▶ **Exercise objective**: Count up the lines in the following listing that hold the word "JSON", then give only that count.

#### Extracted data ####

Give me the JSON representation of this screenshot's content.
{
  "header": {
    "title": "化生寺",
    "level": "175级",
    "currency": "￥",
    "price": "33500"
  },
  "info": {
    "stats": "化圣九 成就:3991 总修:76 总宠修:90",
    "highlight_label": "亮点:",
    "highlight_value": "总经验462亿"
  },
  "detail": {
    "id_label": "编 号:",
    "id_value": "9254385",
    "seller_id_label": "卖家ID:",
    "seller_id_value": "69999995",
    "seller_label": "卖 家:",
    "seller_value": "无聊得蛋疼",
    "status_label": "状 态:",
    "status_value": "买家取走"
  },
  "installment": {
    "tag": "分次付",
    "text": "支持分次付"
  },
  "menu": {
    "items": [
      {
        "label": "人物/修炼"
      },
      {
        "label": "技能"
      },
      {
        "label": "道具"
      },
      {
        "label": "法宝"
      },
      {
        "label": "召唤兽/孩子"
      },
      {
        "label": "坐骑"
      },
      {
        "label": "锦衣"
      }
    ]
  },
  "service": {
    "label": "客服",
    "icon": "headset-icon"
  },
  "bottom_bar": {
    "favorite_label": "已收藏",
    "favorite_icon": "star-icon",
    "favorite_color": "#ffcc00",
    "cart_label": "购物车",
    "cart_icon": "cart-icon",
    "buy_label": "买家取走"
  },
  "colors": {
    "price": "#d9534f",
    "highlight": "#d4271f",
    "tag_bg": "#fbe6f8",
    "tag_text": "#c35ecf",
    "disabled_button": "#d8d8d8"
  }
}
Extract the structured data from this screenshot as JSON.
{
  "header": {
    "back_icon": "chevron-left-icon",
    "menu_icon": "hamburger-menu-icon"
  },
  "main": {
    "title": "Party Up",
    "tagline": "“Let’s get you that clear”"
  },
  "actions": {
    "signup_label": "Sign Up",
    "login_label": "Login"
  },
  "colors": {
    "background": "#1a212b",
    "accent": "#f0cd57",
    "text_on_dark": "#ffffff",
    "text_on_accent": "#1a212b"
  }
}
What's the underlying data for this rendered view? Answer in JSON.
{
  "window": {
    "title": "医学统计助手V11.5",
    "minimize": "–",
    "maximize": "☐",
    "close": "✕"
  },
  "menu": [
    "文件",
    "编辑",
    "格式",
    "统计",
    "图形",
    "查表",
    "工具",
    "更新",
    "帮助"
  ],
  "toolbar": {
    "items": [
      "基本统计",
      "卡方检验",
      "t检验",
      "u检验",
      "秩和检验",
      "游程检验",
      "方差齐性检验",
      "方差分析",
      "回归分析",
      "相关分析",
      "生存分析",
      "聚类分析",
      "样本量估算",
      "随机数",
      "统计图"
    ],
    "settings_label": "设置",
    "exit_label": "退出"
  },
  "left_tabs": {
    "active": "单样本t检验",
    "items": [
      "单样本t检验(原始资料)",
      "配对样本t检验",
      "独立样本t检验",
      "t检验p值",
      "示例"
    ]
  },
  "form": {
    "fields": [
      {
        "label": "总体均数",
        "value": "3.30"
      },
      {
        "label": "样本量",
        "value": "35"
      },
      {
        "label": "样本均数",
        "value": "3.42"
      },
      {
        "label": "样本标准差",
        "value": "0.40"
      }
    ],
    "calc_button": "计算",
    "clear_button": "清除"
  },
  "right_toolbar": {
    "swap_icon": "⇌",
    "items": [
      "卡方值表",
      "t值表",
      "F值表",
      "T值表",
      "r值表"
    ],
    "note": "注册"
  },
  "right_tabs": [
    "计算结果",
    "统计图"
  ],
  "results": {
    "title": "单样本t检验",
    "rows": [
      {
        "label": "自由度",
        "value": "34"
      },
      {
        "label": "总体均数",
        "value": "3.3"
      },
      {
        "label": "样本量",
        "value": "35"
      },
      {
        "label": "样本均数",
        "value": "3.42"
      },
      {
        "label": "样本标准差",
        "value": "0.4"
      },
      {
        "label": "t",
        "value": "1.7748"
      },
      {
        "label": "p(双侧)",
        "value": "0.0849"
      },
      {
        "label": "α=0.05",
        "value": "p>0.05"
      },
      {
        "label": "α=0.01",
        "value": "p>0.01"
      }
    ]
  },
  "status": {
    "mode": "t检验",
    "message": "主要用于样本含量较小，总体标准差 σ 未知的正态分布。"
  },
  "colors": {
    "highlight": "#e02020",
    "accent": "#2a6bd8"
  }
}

####

▶ **Response to the exercise**: 3